## Supplied material
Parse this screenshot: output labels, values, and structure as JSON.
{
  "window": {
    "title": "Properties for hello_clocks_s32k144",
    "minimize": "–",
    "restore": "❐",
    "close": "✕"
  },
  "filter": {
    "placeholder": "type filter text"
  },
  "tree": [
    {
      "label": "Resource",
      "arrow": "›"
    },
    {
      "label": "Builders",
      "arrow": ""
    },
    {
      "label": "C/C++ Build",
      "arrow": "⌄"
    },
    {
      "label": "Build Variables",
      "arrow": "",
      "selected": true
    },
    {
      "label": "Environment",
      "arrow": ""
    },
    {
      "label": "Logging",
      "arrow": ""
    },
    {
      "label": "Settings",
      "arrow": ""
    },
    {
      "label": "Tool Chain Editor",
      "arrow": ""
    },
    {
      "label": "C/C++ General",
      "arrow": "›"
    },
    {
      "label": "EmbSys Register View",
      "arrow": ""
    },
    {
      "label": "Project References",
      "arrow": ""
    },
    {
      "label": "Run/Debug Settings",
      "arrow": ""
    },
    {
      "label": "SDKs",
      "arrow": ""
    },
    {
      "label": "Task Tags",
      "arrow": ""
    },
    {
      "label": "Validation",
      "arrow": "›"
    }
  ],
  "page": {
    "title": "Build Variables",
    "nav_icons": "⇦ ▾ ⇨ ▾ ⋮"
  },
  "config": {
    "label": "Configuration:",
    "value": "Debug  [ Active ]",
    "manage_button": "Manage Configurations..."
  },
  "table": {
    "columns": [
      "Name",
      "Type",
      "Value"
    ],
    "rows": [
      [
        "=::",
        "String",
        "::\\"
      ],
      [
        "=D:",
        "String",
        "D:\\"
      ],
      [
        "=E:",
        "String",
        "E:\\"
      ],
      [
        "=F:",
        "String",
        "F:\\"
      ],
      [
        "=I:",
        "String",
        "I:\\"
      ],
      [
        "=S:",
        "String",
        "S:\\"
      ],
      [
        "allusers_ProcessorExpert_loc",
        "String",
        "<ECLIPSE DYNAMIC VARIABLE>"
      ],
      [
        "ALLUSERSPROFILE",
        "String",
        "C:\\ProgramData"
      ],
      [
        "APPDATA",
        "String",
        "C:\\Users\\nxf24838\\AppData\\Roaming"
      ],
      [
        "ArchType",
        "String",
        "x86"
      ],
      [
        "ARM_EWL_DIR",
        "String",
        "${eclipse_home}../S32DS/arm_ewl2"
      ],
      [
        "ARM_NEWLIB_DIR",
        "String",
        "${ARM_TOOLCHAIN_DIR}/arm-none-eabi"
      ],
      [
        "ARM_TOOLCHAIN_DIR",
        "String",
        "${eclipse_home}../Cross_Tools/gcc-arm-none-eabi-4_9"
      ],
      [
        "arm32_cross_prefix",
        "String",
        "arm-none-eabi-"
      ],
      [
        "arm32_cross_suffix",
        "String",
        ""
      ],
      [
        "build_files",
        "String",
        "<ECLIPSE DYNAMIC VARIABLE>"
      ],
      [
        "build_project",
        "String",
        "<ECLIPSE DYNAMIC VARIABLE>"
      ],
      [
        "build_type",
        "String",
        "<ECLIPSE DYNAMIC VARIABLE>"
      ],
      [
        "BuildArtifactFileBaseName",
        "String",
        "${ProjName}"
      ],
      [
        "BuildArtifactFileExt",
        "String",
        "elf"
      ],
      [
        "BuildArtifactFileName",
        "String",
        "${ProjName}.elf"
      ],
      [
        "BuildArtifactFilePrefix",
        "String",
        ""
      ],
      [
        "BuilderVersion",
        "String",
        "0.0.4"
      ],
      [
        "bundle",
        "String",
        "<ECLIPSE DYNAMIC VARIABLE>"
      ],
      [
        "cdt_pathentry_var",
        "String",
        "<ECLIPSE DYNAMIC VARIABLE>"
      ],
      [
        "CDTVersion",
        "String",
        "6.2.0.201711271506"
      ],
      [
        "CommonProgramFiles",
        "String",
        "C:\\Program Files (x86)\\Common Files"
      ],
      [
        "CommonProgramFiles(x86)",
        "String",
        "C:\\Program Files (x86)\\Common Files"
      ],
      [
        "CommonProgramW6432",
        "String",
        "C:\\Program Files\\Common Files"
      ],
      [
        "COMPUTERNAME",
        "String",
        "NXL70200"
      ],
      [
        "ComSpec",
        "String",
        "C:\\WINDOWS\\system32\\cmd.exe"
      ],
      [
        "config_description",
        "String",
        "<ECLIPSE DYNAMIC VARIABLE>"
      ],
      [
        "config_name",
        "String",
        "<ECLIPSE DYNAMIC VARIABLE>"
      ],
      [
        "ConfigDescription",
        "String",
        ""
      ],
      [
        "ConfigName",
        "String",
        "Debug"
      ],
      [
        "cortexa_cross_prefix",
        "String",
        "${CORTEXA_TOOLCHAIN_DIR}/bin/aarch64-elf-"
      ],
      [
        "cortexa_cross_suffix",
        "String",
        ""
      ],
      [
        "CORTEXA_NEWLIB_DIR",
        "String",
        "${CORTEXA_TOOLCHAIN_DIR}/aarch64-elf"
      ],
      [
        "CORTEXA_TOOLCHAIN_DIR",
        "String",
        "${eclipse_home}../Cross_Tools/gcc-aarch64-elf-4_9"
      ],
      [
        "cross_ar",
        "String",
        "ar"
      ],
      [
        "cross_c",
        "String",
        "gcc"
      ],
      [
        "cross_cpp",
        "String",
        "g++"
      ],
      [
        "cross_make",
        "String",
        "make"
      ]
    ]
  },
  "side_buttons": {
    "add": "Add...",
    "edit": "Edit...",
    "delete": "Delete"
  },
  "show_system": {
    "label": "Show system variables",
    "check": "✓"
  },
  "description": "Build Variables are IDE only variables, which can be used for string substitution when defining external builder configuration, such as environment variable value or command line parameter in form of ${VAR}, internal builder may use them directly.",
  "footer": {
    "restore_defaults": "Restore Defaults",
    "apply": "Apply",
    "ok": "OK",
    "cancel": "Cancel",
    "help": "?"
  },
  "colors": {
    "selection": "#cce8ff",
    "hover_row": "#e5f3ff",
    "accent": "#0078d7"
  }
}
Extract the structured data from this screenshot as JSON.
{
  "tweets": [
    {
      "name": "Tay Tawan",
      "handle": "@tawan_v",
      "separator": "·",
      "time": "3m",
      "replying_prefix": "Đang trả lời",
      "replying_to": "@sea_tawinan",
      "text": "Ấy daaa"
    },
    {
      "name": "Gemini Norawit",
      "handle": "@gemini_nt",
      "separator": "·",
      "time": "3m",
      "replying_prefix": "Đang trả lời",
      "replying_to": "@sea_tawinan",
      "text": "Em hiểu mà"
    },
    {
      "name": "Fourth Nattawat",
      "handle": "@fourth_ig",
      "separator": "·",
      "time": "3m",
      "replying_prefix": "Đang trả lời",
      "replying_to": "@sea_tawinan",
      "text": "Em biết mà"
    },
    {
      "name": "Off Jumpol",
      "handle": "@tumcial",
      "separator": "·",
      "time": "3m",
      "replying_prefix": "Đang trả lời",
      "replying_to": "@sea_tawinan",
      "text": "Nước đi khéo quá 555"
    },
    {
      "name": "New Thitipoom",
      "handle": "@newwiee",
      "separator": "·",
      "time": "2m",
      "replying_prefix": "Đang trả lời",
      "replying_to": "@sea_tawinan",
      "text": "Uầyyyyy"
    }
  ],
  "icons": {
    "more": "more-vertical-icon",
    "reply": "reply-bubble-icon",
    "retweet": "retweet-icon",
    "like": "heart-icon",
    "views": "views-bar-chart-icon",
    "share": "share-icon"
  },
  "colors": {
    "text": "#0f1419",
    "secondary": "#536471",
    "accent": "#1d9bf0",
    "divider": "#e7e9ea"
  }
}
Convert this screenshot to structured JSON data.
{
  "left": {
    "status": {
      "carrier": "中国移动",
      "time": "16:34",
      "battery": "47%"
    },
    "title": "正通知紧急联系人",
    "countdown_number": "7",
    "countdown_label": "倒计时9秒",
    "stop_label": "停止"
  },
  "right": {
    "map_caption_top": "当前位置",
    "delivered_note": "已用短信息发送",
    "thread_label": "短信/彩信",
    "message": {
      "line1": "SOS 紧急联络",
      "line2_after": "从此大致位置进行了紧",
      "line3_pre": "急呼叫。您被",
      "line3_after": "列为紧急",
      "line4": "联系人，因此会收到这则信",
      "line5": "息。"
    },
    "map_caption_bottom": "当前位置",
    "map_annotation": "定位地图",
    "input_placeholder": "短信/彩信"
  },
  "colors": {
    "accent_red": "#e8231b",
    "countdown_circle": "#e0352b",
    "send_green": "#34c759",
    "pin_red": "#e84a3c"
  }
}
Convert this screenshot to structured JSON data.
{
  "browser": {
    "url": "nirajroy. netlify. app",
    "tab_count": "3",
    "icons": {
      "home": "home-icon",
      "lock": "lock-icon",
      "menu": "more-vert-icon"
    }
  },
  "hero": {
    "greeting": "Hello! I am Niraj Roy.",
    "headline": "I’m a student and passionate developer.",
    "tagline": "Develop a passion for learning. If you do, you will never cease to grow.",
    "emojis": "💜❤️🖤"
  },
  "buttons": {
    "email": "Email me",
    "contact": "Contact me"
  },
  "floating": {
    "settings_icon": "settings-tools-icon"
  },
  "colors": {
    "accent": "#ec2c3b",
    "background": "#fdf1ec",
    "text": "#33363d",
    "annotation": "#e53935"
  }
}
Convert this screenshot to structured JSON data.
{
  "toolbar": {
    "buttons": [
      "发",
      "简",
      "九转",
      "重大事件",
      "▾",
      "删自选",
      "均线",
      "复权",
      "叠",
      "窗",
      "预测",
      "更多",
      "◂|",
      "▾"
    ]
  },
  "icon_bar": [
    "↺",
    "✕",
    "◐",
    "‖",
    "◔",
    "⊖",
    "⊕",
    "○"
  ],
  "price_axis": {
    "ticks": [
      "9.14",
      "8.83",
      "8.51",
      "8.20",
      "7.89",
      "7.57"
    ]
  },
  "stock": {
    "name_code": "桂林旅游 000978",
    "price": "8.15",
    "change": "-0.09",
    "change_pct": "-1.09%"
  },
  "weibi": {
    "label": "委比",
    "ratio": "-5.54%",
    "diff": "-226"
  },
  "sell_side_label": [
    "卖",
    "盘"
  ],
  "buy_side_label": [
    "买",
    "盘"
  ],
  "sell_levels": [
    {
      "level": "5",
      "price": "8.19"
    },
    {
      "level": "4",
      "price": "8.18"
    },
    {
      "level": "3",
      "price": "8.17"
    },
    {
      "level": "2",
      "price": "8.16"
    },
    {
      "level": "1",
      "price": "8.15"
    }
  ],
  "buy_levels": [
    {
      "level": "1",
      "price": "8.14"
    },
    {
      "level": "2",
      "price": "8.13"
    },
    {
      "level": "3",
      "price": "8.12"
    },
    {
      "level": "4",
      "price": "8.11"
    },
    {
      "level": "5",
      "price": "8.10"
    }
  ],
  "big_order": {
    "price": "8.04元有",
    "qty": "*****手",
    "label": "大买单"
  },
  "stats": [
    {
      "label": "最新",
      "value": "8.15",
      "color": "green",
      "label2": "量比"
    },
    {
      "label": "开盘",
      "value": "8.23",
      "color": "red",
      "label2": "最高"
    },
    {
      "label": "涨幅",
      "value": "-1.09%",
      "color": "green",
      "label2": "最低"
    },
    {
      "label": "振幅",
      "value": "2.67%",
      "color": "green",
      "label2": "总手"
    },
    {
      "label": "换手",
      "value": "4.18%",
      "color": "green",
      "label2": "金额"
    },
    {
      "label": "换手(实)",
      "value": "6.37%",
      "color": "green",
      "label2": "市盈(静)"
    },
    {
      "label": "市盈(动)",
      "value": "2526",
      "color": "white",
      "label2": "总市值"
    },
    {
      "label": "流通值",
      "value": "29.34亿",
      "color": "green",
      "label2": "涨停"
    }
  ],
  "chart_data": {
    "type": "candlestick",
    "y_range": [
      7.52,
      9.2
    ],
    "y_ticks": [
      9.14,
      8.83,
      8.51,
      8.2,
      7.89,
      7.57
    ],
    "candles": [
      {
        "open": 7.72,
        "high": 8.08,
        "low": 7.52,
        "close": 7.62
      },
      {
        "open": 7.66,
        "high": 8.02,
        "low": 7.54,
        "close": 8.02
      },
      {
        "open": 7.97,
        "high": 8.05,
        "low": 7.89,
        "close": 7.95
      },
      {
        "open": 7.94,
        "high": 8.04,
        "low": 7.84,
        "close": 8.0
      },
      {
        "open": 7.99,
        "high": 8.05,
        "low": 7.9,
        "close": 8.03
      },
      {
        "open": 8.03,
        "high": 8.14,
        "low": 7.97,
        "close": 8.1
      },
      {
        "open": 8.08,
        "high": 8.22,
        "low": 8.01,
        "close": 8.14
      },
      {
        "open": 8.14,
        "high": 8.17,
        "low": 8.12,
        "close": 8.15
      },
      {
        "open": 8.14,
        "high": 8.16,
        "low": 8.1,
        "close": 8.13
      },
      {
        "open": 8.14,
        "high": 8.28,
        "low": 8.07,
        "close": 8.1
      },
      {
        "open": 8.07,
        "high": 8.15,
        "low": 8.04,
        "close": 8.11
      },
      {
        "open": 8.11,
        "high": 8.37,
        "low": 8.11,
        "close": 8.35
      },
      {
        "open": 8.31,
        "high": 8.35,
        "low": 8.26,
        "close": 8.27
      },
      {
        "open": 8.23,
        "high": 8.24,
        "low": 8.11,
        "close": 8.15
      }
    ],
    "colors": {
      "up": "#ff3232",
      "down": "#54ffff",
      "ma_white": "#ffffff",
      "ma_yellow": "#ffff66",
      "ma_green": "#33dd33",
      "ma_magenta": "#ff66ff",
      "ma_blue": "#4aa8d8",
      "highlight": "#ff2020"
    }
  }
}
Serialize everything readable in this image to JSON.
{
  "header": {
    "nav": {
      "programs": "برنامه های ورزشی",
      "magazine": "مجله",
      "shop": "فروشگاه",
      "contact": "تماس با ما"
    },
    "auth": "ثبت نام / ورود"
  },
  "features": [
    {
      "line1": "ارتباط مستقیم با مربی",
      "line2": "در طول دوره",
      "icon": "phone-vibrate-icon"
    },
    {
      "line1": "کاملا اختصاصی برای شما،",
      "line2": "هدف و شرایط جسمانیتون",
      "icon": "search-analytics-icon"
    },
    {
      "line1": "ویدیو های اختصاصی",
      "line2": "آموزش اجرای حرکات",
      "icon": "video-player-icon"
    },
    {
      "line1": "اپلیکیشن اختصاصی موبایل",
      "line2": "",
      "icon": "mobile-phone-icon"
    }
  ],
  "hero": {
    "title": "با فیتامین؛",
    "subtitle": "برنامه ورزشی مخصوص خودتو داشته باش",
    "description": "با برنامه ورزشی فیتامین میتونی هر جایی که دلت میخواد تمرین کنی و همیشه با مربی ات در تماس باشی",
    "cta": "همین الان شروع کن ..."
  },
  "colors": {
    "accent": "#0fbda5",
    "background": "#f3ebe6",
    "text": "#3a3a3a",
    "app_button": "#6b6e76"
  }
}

## Task prompt
Keep only the lines that hold the string "ورزشی", and copy them out.

## Exercise solution
      "programs": "برنامه های ورزشی",
    "subtitle": "برنامه ورزشی مخصوص خودتو داشته باش",
    "description": "با برنامه ورزشی فیتامین میتونی هر جایی که دلت میخواد تمرین کنی و همیشه با مربی ات در تماس باشی",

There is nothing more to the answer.